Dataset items
========

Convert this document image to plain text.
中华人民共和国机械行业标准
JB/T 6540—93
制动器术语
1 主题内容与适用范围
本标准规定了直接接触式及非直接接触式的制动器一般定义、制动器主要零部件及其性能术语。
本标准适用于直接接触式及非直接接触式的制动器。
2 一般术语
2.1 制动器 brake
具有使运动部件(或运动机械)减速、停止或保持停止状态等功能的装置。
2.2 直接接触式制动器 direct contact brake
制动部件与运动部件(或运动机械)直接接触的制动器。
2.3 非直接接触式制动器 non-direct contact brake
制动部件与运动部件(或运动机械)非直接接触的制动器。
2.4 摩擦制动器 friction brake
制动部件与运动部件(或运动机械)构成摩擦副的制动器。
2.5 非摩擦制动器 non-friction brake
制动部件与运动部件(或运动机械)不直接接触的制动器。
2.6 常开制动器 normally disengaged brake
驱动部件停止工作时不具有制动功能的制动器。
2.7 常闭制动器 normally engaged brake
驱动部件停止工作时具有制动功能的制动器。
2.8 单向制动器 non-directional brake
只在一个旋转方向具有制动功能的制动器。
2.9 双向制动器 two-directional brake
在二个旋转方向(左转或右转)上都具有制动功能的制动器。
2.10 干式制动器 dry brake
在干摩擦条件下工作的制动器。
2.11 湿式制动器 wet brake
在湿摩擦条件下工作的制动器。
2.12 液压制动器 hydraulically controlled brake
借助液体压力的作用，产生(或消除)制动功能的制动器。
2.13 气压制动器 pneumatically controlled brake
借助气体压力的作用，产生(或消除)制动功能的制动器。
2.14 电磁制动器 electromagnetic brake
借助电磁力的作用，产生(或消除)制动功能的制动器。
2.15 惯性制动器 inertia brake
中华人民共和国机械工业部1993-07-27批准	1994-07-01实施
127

========

__INSTRUCTIONS FOR THE TASK__
Return only the number of lines in the preceding records that contain the string "friction".

__TASK ANSWER__
2